— Start MATERIAL FOR THE TASK —
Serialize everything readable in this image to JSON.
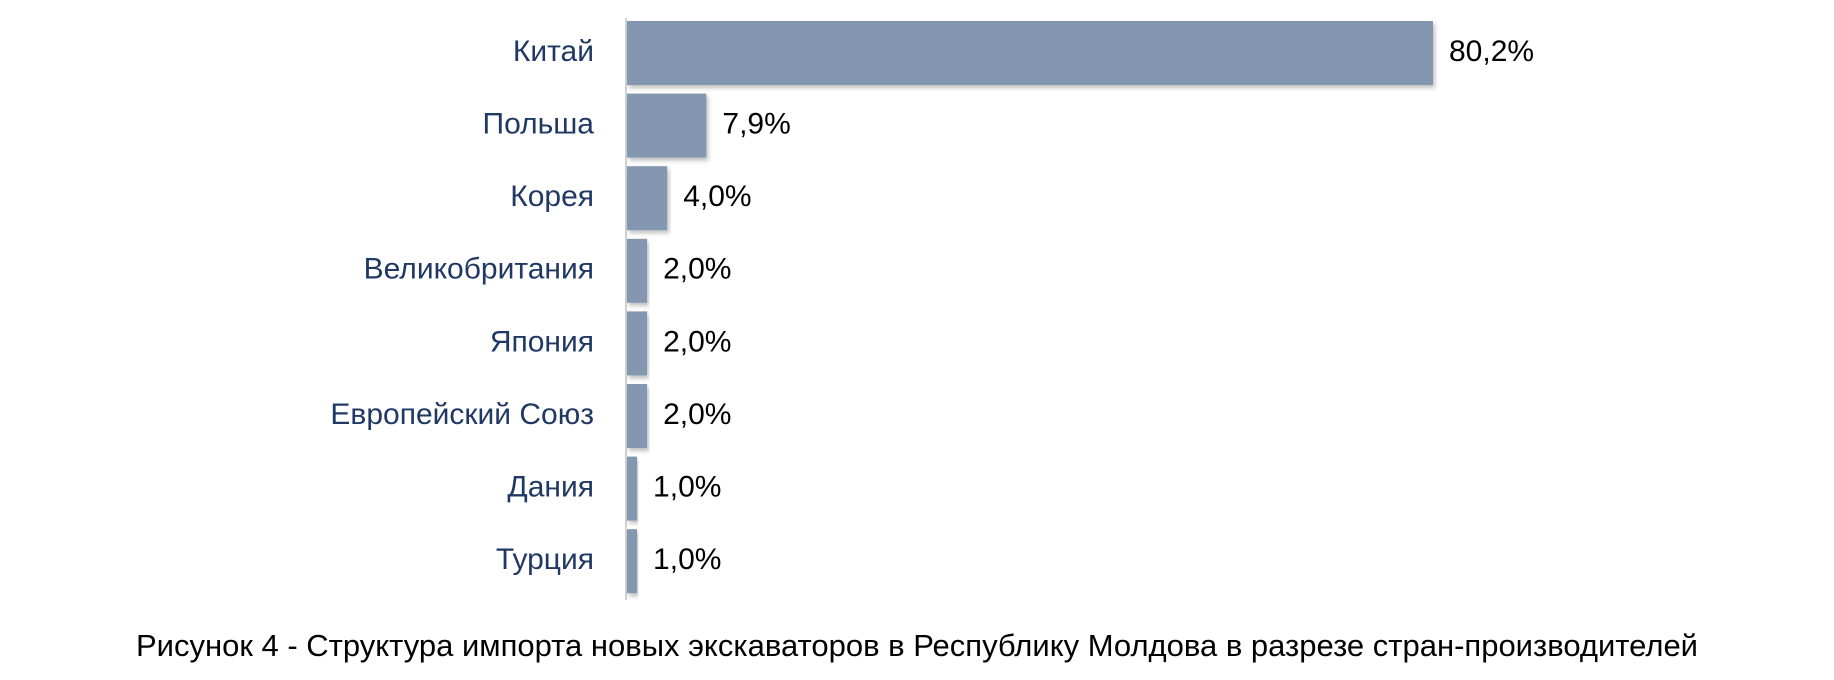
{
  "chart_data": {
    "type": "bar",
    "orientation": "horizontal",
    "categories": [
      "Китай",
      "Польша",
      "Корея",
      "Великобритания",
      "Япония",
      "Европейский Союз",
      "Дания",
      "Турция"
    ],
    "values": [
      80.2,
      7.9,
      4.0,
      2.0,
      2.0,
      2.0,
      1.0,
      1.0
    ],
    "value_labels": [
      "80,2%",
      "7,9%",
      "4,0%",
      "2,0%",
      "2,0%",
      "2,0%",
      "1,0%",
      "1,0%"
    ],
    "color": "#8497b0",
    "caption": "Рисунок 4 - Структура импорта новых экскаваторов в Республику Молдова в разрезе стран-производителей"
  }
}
— End MATERIAL FOR THE TASK —
— Start MATERIAL FOR THE TASK —
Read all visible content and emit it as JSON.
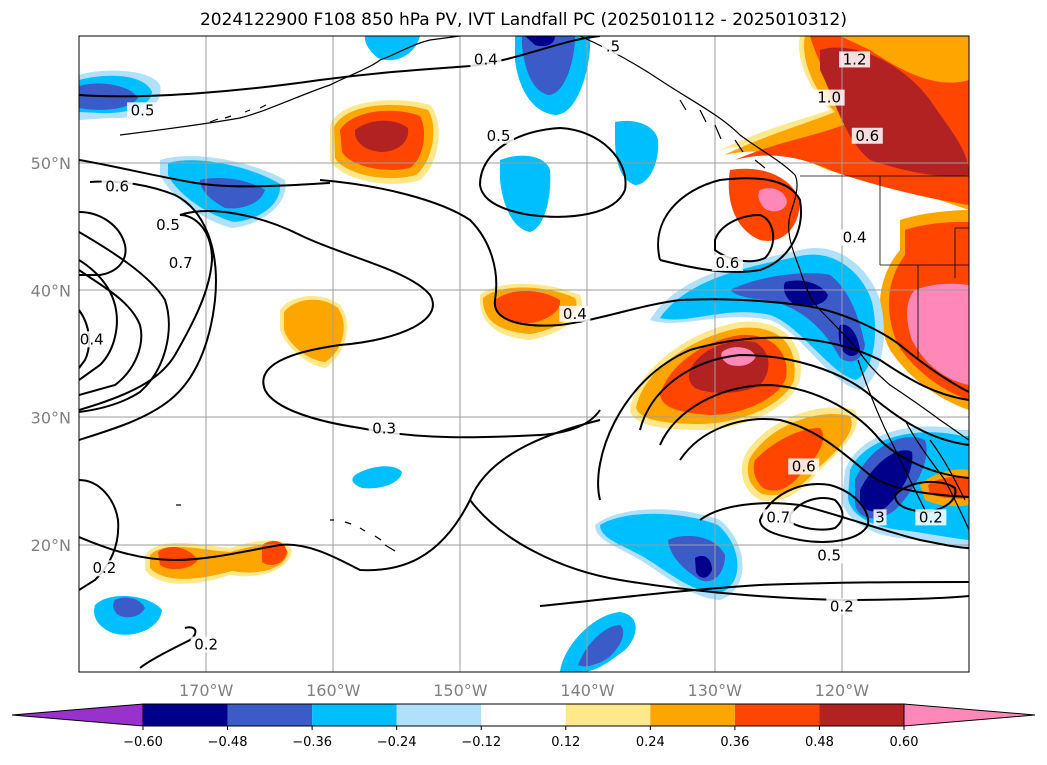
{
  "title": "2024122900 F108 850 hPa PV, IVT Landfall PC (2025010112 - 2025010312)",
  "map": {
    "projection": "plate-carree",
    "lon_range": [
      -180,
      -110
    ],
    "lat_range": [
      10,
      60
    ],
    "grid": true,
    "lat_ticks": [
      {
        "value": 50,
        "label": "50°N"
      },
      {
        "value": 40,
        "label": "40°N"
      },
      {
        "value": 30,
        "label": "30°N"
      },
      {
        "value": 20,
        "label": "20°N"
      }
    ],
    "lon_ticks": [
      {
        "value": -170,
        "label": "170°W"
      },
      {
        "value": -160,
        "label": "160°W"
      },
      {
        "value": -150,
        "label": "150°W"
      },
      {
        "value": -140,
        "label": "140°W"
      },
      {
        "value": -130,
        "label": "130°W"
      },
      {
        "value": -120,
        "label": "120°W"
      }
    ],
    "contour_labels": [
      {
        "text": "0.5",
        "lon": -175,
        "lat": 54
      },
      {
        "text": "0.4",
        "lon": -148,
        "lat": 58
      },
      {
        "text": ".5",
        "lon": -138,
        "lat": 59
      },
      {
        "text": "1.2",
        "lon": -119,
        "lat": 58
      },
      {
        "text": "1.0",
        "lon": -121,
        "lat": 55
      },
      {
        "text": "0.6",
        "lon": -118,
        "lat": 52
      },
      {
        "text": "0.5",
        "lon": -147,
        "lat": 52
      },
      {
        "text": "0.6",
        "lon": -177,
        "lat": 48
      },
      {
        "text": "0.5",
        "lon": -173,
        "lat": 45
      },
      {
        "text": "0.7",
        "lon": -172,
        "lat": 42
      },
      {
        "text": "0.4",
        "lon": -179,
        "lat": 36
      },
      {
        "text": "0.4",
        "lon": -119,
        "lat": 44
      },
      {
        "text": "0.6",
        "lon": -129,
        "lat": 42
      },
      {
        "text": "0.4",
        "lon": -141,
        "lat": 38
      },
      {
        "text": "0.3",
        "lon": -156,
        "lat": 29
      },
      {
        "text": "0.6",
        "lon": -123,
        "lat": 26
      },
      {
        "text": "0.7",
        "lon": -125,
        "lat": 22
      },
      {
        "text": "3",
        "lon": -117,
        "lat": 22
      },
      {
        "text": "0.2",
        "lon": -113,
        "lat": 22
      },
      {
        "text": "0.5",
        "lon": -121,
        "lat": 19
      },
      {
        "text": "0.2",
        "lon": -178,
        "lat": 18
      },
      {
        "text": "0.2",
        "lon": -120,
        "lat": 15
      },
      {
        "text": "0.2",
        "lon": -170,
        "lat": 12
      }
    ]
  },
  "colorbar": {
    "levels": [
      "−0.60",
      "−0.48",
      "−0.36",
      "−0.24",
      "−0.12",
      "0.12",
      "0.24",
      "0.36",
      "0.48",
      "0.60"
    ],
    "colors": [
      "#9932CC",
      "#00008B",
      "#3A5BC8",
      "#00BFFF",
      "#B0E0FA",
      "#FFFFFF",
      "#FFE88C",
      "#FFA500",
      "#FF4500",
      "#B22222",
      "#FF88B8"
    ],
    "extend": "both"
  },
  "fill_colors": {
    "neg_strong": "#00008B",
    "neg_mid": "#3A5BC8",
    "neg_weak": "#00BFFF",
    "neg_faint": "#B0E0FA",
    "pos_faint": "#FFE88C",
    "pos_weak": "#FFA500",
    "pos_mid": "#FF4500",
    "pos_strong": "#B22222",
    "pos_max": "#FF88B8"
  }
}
— End MATERIAL FOR THE TASK —
-- EXERCISE --
Locate the word "JSON" in the data above. Copy every line carrying it.

-- WRITTEN ANSWER --
Serialize everything readable in this image to JSON.
Read all visible content and emit it as JSON.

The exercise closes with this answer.